### Exercise
Reproduce the entire listing word for word.

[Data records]
------

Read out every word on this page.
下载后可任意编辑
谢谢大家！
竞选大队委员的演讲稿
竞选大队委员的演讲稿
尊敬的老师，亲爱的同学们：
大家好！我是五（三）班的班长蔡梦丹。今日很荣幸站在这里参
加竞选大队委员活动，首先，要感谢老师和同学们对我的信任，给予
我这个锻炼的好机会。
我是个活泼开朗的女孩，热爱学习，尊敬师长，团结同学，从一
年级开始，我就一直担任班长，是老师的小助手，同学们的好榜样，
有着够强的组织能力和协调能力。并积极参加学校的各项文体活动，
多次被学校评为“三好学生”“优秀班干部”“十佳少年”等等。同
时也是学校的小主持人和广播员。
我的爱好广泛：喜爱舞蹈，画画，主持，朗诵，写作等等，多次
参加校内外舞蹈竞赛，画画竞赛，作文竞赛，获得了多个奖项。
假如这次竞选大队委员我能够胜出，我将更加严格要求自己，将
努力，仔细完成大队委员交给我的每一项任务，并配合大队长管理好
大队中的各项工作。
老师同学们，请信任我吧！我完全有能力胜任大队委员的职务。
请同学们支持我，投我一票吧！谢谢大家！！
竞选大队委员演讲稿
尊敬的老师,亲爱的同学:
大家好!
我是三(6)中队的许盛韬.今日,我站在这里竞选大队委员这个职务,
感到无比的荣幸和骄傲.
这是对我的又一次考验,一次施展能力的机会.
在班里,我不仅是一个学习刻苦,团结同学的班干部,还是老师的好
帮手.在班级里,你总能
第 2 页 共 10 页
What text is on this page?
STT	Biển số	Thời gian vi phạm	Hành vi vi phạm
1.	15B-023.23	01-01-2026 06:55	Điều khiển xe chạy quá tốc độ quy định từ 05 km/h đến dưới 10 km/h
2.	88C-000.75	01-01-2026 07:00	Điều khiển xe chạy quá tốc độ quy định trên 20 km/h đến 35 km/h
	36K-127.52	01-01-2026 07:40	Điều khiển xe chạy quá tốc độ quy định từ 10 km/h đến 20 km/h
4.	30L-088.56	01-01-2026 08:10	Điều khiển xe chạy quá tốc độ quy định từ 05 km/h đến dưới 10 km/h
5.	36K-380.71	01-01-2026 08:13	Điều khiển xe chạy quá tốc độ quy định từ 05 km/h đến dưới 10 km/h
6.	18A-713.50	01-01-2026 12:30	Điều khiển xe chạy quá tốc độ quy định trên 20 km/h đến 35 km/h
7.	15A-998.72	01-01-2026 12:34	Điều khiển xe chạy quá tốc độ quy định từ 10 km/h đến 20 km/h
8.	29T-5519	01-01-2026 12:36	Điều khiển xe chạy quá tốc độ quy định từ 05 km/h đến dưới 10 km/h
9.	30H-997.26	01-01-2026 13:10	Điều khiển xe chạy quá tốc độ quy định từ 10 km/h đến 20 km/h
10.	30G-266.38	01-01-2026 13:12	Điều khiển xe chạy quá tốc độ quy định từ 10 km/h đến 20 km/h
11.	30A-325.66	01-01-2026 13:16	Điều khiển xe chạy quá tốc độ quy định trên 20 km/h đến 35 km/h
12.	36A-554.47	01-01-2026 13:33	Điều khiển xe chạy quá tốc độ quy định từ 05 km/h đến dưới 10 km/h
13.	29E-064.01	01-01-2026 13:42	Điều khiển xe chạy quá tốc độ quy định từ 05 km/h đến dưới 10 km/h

------

### Solution to the problem
Read out every word on this page.
下载后可任意编辑
谢谢大家！
竞选大队委员的演讲稿
竞选大队委员的演讲稿
尊敬的老师，亲爱的同学们：
大家好！我是五（三）班的班长蔡梦丹。今日很荣幸站在这里参
加竞选大队委员活动，首先，要感谢老师和同学们对我的信任，给予
我这个锻炼的好机会。
我是个活泼开朗的女孩，热爱学习，尊敬师长，团结同学，从一
年级开始，我就一直担任班长，是老师的小助手，同学们的好榜样，
有着够强的组织能力和协调能力。并积极参加学校的各项文体活动，
多次被学校评为“三好学生”“优秀班干部”“十佳少年”等等。同
时也是学校的小主持人和广播员。
我的爱好广泛：喜爱舞蹈，画画，主持，朗诵，写作等等，多次
参加校内外舞蹈竞赛，画画竞赛，作文竞赛，获得了多个奖项。
假如这次竞选大队委员我能够胜出，我将更加严格要求自己，将
努力，仔细完成大队委员交给我的每一项任务，并配合大队长管理好
大队中的各项工作。
老师同学们，请信任我吧！我完全有能力胜任大队委员的职务。
请同学们支持我，投我一票吧！谢谢大家！！
竞选大队委员演讲稿
尊敬的老师,亲爱的同学:
大家好!
我是三(6)中队的许盛韬.今日,我站在这里竞选大队委员这个职务,
感到无比的荣幸和骄傲.
这是对我的又一次考验,一次施展能力的机会.
在班里,我不仅是一个学习刻苦,团结同学的班干部,还是老师的好
帮手.在班级里,你总能
第 2 页 共 10 页
What text is on this page?
STT	Biển số	Thời gian vi phạm	Hành vi vi phạm
1.	15B-023.23	01-01-2026 06:55	Điều khiển xe chạy quá tốc độ quy định từ 05 km/h đến dưới 10 km/h
2.	88C-000.75	01-01-2026 07:00	Điều khiển xe chạy quá tốc độ quy định trên 20 km/h đến 35 km/h
	36K-127.52	01-01-2026 07:40	Điều khiển xe chạy quá tốc độ quy định từ 10 km/h đến 20 km/h
4.	30L-088.56	01-01-2026 08:10	Điều khiển xe chạy quá tốc độ quy định từ 05 km/h đến dưới 10 km/h
5.	36K-380.71	01-01-2026 08:13	Điều khiển xe chạy quá tốc độ quy định từ 05 km/h đến dưới 10 km/h
6.	18A-713.50	01-01-2026 12:30	Điều khiển xe chạy quá tốc độ quy định trên 20 km/h đến 35 km/h
7.	15A-998.72	01-01-2026 12:34	Điều khiển xe chạy quá tốc độ quy định từ 10 km/h đến 20 km/h
8.	29T-5519	01-01-2026 12:36	Điều khiển xe chạy quá tốc độ quy định từ 05 km/h đến dưới 10 km/h
9.	30H-997.26	01-01-2026 13:10	Điều khiển xe chạy quá tốc độ quy định từ 10 km/h đến 20 km/h
10.	30G-266.38	01-01-2026 13:12	Điều khiển xe chạy quá tốc độ quy định từ 10 km/h đến 20 km/h
11.	30A-325.66	01-01-2026 13:16	Điều khiển xe chạy quá tốc độ quy định trên 20 km/h đến 35 km/h
12.	36A-554.47	01-01-2026 13:33	Điều khiển xe chạy quá tốc độ quy định từ 05 km/h đến dưới 10 km/h
13.	29E-064.01	01-01-2026 13:42	Điều khiển xe chạy quá tốc độ quy định từ 05 km/h đến dưới 10 km/h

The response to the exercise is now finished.